**PROBLEM STATEMENT:**
Find each line of the entries with the string "Mehrspartenlösung", please, and copy it.
SUPPLIED DATA START
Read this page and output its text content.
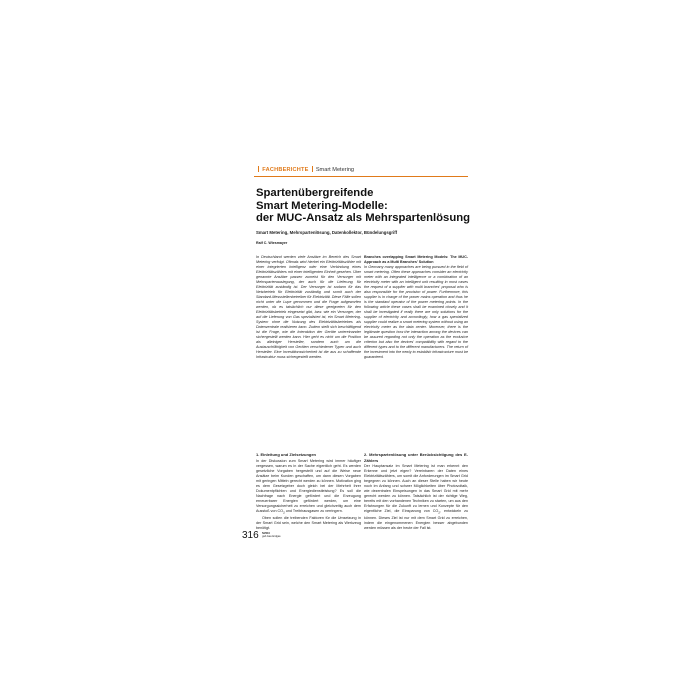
FACHBERICHTE Smart Metering
Spartenübergreifende
Smart Metering-Modelle:
der MUC-Ansatz als Mehrspartenlösung
Smart Metering, Mehrspartenlösung, Datenkollektor, Bündelungsgriff
Ralf C. Wiesmayer
In Deutschland werden viele Ansätze im Bereich des Smart Metering verfolgt. Oftmals wird hierbei ein Elektrizitätszähler mit einer integrierten Intelligenz oder eine Verbindung eines Elektrizitätszählers mit einer intelligenten Einheit gesehen. Über genannte Ansätze passen zumeist für den Versorger mit Mehrspartenauslegung, der auch für die Lieferung für Elektrizität zuständig ist. Der Versorger ist sodann für das Netzbetrieb für Elektrizität zuständig und somit auch der Standard-Messstellenbetreiber für Elektrizität. Diese Fälle sollen nicht unter die Lupe genommen und die Frage aufgeworfen werden, ob es tatsächlich nur diese geeigneten für den Elektrizitätsbetrieb eingesetzt gibt, bzw. wie ein Versorger, der auf die Lieferung von Gas spezialisiert ist, ein Smart Metering-System ohne die Nutzung des Elektrizitätsbetriebes als Datenzentrale realisieren kann. Zudem stellt sich beschäftigend ist die Frage, wie die Interaktion der Geräte untereinander sichergestellt werden kann. Hier geht es nicht um die Position als alleiniger Hersteller, sondern auch um die Austauschfähigkeit von Geräten verschiedener Typen und auch Hersteller. Eine Investitionssicherheit ist die aus zu schaffende Infrastruktur muss sichergestellt werden.
Branches overlapping Smart Metering Models: The MUC-Approach as a Multi Branches' Solution
In Germany many approaches are being pursued in the field of smart metering. Often these approaches consider an electricity meter with an integrated intelligence or a combination of an electricity meter with an intelligent unit resulting in most cases the request of a supplier with multi branches' proposal who is also responsible for the provision of power. Furthermore, this supplier is in charge of the power mains operation and thus he is the standard operator of the power metering points. In the following article these cases shall be examined closely and it shall be investigated if really there are only solutions for the supplier of electricity and accordingly, how a gas specialized supplier could realize a smart metering system without using an electricity meter as the data center. Moreover, there is the legitimate question how the interaction among the devices can be assured regarding not only the operation as the exclusive criterion but also the devices' compatibility with regard to the different types and to the different manufacturers. The return of the investment into the newly to establish infrastructure must be guaranteed.
1. Einleitung und Zielsetzungen
In der Diskussion zum Smart Metering wird immer häufiger vergessen, warum es in der Sache eigentlich geht. Es werden gesetzliche Vorgaben hergestellt und auf die Weise neue Ansätze beim Kunden geschaffen, um dann diesen Vorgaben mit geringen Mitteln gerecht werden zu können. Motivation ging es dem Gesetzgeber doch gleich bei der Mehrheit ihrer Dokumentpflichten und Energiedienstleistung? Es soll die Nachfrage nach Energie gefördert und die Erzeugung erneuerbarer Energien gefördert werden, um eine Versorgungssicherheit zu erreichen und gleichzeitig auch dem Ausstoß von $CO_2$ und Treibhausgasen zu verringern.
Oben sollen die treibenden Faktoren für die Umsetzung in der Smart Grid sein, welche den Smart Metering als Werkzeug benötigt.
2. Mehrspartenlösung unter Berücksichtigung des E-Zählers
Der Hauptansatz im Smart Metering ist man erkennt den Erkenne und jetzt eigen? Vereinbaren der Daten eines Elektrizitätszählers, um somit die Anforderungen im Smart Grid begegnen zu können. Auch an dieser Stelle haben wir heute noch im Anfang und schwer Möglichkeiten über Photovoltaik, wie dezentralen Einspeisungen in das Smart Grid mit mehr gerecht werden zu können. Tatsächlich ist der richtige Weg, bereits mit den vorhandenen Techniken zu starten, um aus den Erfahrungen für die Zukunft zu lernen und Konzepte für den eigentliche Ziel, die Einsparung von $CO_2$, entwickeln zu können. Dieses Ziel ist nur mit dem Smart Grid zu erreichen, indem die eingenommenen Energien besser abgebunden werden müssen als der heute der Fall ist.
316 5/2010
gwf-Gas Erdgas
SUPPLIED DATA END
**REPLY TO THE TASK:**
der MUC-Ansatz als Mehrspartenlösung
Smart Metering, Mehrspartenlösung, Datenkollektor, Bündelungsgriff
2. Mehrspartenlösung unter Berücksichtigung des E-Zählers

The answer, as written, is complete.